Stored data
_ _ _

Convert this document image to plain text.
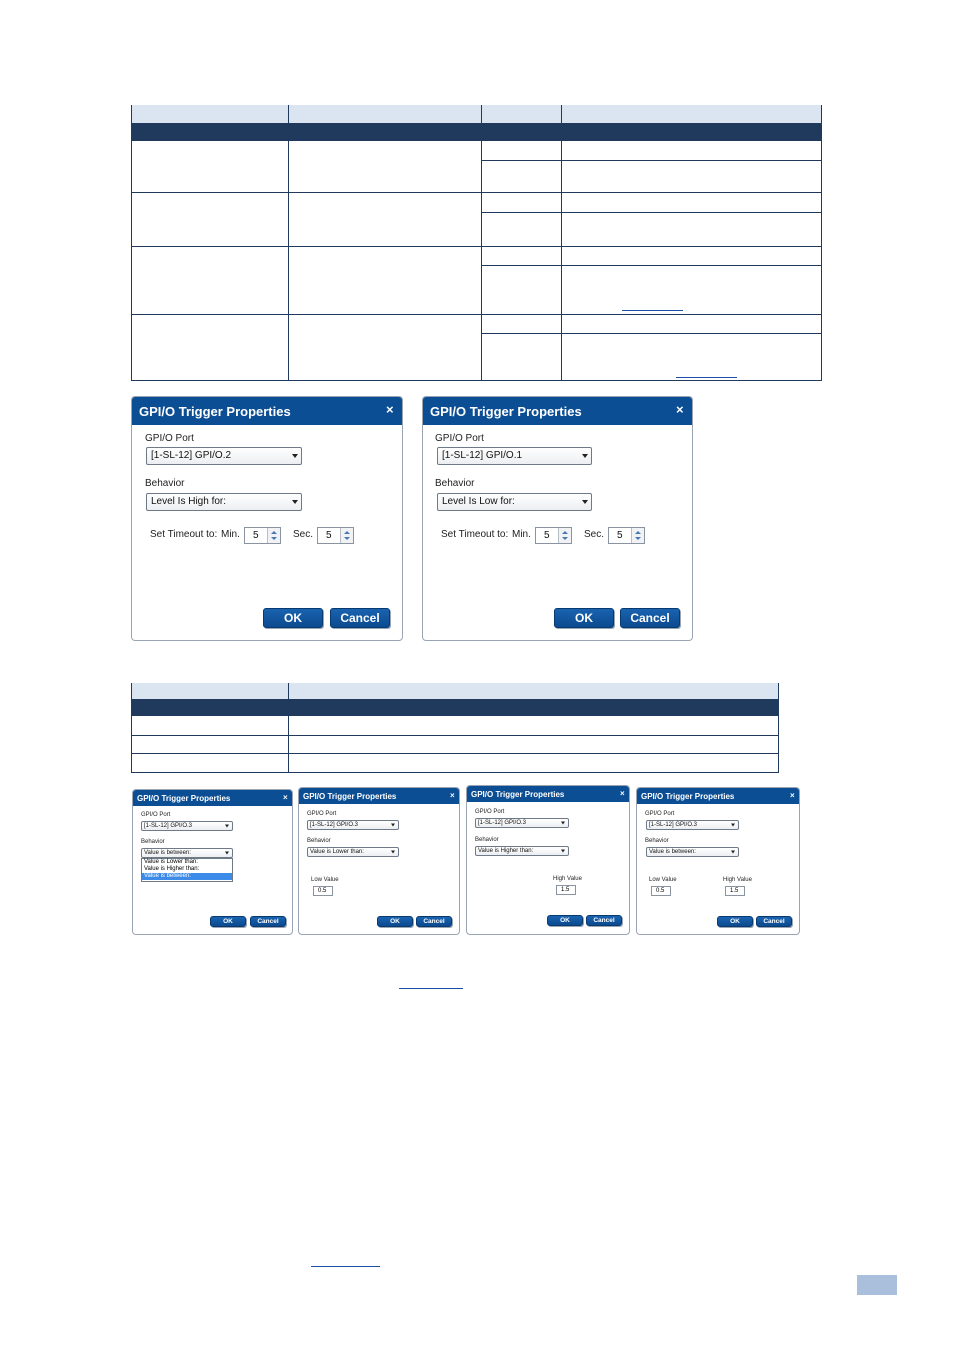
GPI/O Trigger Properties	×
GPI/O Port
[1-SL-12] GPI/O.2
Behavior
Level Is High for:
Set Timeout to: Min. 5	Sec. 5
OK	Cancel
GPI/O Trigger Properties	×
GPI/O Port
[1-SL-12] GPI/O.1
Behavior
Level Is Low for:
Set Timeout to: Min. 5	Sec. 5
OK	Cancel
GPI/O Trigger Properties	×
GPI/O Port
[1-SL-12] GPI/O.3
Behavior
Value is between:
Value is Lower than:
Value is Higher than:
Value is between:
OK	Cancel
GPI/O Trigger Properties	×
GPI/O Port
[1-SL-12] GPI/O.3
Behavior
Value is Lower than:
Low Value
0.5
OK	Cancel
GPI/O Trigger Properties	×
GPI/O Port
[1-SL-12] GPI/O.3
Behavior
Value is Higher than:
High Value
1.5
OK	Cancel
GPI/O Trigger Properties	×
GPI/O Port
[1-SL-12] GPI/O.3
Behavior
Value is between:
Low Value
0.5
High Value
1.5
OK	Cancel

_ _ _

Go through the material above and print all of it exactly, except the pictures.

Convert this document image to plain text.
GPI/O Trigger Properties	×
GPI/O Port
[1-SL-12] GPI/O.2
Behavior
Level Is High for:
Set Timeout to: Min. 5	Sec. 5
OK	Cancel
GPI/O Trigger Properties	×
GPI/O Port
[1-SL-12] GPI/O.1
Behavior
Level Is Low for:
Set Timeout to: Min. 5	Sec. 5
OK	Cancel
GPI/O Trigger Properties	×
GPI/O Port
[1-SL-12] GPI/O.3
Behavior
Value is between:
Value is Lower than:
Value is Higher than:
Value is between:
OK	Cancel
GPI/O Trigger Properties	×
GPI/O Port
[1-SL-12] GPI/O.3
Behavior
Value is Lower than:
Low Value
0.5
OK	Cancel
GPI/O Trigger Properties	×
GPI/O Port
[1-SL-12] GPI/O.3
Behavior
Value is Higher than:
High Value
1.5
OK	Cancel
GPI/O Trigger Properties	×
GPI/O Port
[1-SL-12] GPI/O.3
Behavior
Value is between:
Low Value
0.5
High Value
1.5
OK	Cancel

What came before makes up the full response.